-- BEGIN --
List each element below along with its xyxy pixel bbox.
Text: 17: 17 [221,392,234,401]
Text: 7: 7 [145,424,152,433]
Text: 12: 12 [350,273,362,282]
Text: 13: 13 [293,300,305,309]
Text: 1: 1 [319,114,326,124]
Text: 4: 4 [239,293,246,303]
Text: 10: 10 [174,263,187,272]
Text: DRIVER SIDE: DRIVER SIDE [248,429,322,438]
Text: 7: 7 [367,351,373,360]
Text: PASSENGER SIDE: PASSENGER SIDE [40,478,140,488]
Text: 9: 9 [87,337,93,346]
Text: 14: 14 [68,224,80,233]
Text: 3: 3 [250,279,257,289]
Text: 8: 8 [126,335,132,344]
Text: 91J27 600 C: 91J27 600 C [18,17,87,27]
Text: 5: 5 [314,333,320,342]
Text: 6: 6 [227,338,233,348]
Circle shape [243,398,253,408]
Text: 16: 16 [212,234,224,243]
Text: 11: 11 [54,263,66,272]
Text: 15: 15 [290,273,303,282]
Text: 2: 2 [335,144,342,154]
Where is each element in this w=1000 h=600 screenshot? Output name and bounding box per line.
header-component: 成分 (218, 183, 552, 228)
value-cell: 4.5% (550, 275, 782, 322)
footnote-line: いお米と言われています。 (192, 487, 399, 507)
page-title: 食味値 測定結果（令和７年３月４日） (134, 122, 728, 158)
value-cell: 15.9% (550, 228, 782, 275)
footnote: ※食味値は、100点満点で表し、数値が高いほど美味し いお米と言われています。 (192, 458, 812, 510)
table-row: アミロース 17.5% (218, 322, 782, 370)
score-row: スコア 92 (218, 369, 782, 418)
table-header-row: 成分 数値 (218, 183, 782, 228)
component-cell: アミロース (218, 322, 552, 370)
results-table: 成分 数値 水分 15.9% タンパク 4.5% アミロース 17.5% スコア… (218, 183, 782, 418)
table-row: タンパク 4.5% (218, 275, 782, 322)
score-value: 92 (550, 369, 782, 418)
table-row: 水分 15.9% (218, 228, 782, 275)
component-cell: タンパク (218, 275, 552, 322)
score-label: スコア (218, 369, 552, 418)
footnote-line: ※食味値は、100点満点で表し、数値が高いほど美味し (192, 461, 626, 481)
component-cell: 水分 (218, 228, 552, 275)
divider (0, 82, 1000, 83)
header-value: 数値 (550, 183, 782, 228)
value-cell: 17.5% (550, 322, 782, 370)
-- END --
» **Task directions**
Copy out every one of the lines above, character for character.

» **Exercise response**
List each element below along with its xyxy pixel bbox.
Text: 17: 17 [221,392,234,401]
Text: 7: 7 [145,424,152,433]
Text: 12: 12 [350,273,362,282]
Text: 13: 13 [293,300,305,309]
Text: 1: 1 [319,114,326,124]
Text: 4: 4 [239,293,246,303]
Text: 10: 10 [174,263,187,272]
Text: DRIVER SIDE: DRIVER SIDE [248,429,322,438]
Text: 7: 7 [367,351,373,360]
Text: PASSENGER SIDE: PASSENGER SIDE [40,478,140,488]
Text: 9: 9 [87,337,93,346]
Text: 14: 14 [68,224,80,233]
Text: 3: 3 [250,279,257,289]
Text: 8: 8 [126,335,132,344]
Text: 91J27 600 C: 91J27 600 C [18,17,87,27]
Text: 5: 5 [314,333,320,342]
Text: 6: 6 [227,338,233,348]
Circle shape [243,398,253,408]
Text: 16: 16 [212,234,224,243]
Text: 11: 11 [54,263,66,272]
Text: 15: 15 [290,273,303,282]
Text: 2: 2 [335,144,342,154]
Where is each element in this w=1000 h=600 screenshot? Output name and bounding box per line.
header-component: 成分 (218, 183, 552, 228)
value-cell: 4.5% (550, 275, 782, 322)
footnote-line: いお米と言われています。 (192, 487, 399, 507)
page-title: 食味値 測定結果（令和７年３月４日） (134, 122, 728, 158)
value-cell: 15.9% (550, 228, 782, 275)
footnote: ※食味値は、100点満点で表し、数値が高いほど美味し いお米と言われています。 (192, 458, 812, 510)
table-row: アミロース 17.5% (218, 322, 782, 370)
score-row: スコア 92 (218, 369, 782, 418)
table-header-row: 成分 数値 (218, 183, 782, 228)
component-cell: アミロース (218, 322, 552, 370)
results-table: 成分 数値 水分 15.9% タンパク 4.5% アミロース 17.5% スコア… (218, 183, 782, 418)
table-row: タンパク 4.5% (218, 275, 782, 322)
score-value: 92 (550, 369, 782, 418)
table-row: 水分 15.9% (218, 228, 782, 275)
component-cell: タンパク (218, 275, 552, 322)
score-label: スコア (218, 369, 552, 418)
footnote-line: ※食味値は、100点満点で表し、数値が高いほど美味し (192, 461, 626, 481)
component-cell: 水分 (218, 228, 552, 275)
divider (0, 82, 1000, 83)
header-value: 数値 (550, 183, 782, 228)
value-cell: 17.5% (550, 322, 782, 370)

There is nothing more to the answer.